***** Data rows

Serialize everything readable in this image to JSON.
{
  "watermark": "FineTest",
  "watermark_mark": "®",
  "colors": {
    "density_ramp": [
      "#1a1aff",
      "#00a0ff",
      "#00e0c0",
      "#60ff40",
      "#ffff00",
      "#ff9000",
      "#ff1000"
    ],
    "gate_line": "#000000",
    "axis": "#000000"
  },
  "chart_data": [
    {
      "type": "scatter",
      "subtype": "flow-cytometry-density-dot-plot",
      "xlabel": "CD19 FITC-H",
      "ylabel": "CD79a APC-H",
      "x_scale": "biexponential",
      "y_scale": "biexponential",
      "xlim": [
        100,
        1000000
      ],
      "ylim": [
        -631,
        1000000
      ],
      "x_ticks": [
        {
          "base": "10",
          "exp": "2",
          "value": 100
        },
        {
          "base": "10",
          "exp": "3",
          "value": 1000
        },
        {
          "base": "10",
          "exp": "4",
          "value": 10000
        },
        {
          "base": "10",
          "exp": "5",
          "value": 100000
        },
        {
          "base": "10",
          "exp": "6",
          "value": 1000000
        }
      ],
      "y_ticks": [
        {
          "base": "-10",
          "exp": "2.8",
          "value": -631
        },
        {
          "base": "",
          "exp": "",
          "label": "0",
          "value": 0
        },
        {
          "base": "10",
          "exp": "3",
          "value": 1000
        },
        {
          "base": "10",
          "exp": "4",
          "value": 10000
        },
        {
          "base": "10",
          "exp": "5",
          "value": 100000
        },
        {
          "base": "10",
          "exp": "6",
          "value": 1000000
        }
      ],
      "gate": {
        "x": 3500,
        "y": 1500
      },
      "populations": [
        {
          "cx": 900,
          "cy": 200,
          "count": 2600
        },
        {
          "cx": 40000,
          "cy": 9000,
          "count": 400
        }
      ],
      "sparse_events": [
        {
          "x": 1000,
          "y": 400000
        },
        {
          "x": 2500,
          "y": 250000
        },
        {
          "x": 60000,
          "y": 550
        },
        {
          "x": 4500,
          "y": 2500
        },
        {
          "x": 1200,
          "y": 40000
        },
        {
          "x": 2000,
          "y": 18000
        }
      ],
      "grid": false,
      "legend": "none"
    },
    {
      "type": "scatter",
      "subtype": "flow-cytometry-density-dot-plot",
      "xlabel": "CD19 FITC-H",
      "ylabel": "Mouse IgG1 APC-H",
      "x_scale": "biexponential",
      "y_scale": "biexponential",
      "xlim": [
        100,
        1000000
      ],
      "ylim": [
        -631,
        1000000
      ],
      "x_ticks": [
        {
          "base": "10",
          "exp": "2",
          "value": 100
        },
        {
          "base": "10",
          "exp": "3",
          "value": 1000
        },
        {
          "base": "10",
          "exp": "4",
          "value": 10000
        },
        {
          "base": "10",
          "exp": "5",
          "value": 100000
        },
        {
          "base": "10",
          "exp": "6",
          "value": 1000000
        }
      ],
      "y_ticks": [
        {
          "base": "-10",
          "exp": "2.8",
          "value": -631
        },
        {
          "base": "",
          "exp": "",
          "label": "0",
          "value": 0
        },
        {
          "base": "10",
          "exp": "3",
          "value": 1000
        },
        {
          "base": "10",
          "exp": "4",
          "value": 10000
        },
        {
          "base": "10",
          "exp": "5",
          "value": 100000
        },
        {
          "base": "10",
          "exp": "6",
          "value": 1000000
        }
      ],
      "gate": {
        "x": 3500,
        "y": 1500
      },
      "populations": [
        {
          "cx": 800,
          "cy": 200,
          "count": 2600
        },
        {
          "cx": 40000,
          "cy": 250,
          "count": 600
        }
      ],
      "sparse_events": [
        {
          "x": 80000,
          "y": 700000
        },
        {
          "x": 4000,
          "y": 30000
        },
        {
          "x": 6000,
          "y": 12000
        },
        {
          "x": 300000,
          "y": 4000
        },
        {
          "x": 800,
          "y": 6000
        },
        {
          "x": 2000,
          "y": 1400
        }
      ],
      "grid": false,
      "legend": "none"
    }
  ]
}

**********

* Objective
Copy out all of the data exactly, leaving nothing out.

* Answer for this exercise
Serialize everything readable in this image to JSON.
{
  "watermark": "FineTest",
  "watermark_mark": "®",
  "colors": {
    "density_ramp": [
      "#1a1aff",
      "#00a0ff",
      "#00e0c0",
      "#60ff40",
      "#ffff00",
      "#ff9000",
      "#ff1000"
    ],
    "gate_line": "#000000",
    "axis": "#000000"
  },
  "chart_data": [
    {
      "type": "scatter",
      "subtype": "flow-cytometry-density-dot-plot",
      "xlabel": "CD19 FITC-H",
      "ylabel": "CD79a APC-H",
      "x_scale": "biexponential",
      "y_scale": "biexponential",
      "xlim": [
        100,
        1000000
      ],
      "ylim": [
        -631,
        1000000
      ],
      "x_ticks": [
        {
          "base": "10",
          "exp": "2",
          "value": 100
        },
        {
          "base": "10",
          "exp": "3",
          "value": 1000
        },
        {
          "base": "10",
          "exp": "4",
          "value": 10000
        },
        {
          "base": "10",
          "exp": "5",
          "value": 100000
        },
        {
          "base": "10",
          "exp": "6",
          "value": 1000000
        }
      ],
      "y_ticks": [
        {
          "base": "-10",
          "exp": "2.8",
          "value": -631
        },
        {
          "base": "",
          "exp": "",
          "label": "0",
          "value": 0
        },
        {
          "base": "10",
          "exp": "3",
          "value": 1000
        },
        {
          "base": "10",
          "exp": "4",
          "value": 10000
        },
        {
          "base": "10",
          "exp": "5",
          "value": 100000
        },
        {
          "base": "10",
          "exp": "6",
          "value": 1000000
        }
      ],
      "gate": {
        "x": 3500,
        "y": 1500
      },
      "populations": [
        {
          "cx": 900,
          "cy": 200,
          "count": 2600
        },
        {
          "cx": 40000,
          "cy": 9000,
          "count": 400
        }
      ],
      "sparse_events": [
        {
          "x": 1000,
          "y": 400000
        },
        {
          "x": 2500,
          "y": 250000
        },
        {
          "x": 60000,
          "y": 550
        },
        {
          "x": 4500,
          "y": 2500
        },
        {
          "x": 1200,
          "y": 40000
        },
        {
          "x": 2000,
          "y": 18000
        }
      ],
      "grid": false,
      "legend": "none"
    },
    {
      "type": "scatter",
      "subtype": "flow-cytometry-density-dot-plot",
      "xlabel": "CD19 FITC-H",
      "ylabel": "Mouse IgG1 APC-H",
      "x_scale": "biexponential",
      "y_scale": "biexponential",
      "xlim": [
        100,
        1000000
      ],
      "ylim": [
        -631,
        1000000
      ],
      "x_ticks": [
        {
          "base": "10",
          "exp": "2",
          "value": 100
        },
        {
          "base": "10",
          "exp": "3",
          "value": 1000
        },
        {
          "base": "10",
          "exp": "4",
          "value": 10000
        },
        {
          "base": "10",
          "exp": "5",
          "value": 100000
        },
        {
          "base": "10",
          "exp": "6",
          "value": 1000000
        }
      ],
      "y_ticks": [
        {
          "base": "-10",
          "exp": "2.8",
          "value": -631
        },
        {
          "base": "",
          "exp": "",
          "label": "0",
          "value": 0
        },
        {
          "base": "10",
          "exp": "3",
          "value": 1000
        },
        {
          "base": "10",
          "exp": "4",
          "value": 10000
        },
        {
          "base": "10",
          "exp": "5",
          "value": 100000
        },
        {
          "base": "10",
          "exp": "6",
          "value": 1000000
        }
      ],
      "gate": {
        "x": 3500,
        "y": 1500
      },
      "populations": [
        {
          "cx": 800,
          "cy": 200,
          "count": 2600
        },
        {
          "cx": 40000,
          "cy": 250,
          "count": 600
        }
      ],
      "sparse_events": [
        {
          "x": 80000,
          "y": 700000
        },
        {
          "x": 4000,
          "y": 30000
        },
        {
          "x": 6000,
          "y": 12000
        },
        {
          "x": 300000,
          "y": 4000
        },
        {
          "x": 800,
          "y": 6000
        },
        {
          "x": 2000,
          "y": 1400
        }
      ],
      "grid": false,
      "legend": "none"
    }
  ]
}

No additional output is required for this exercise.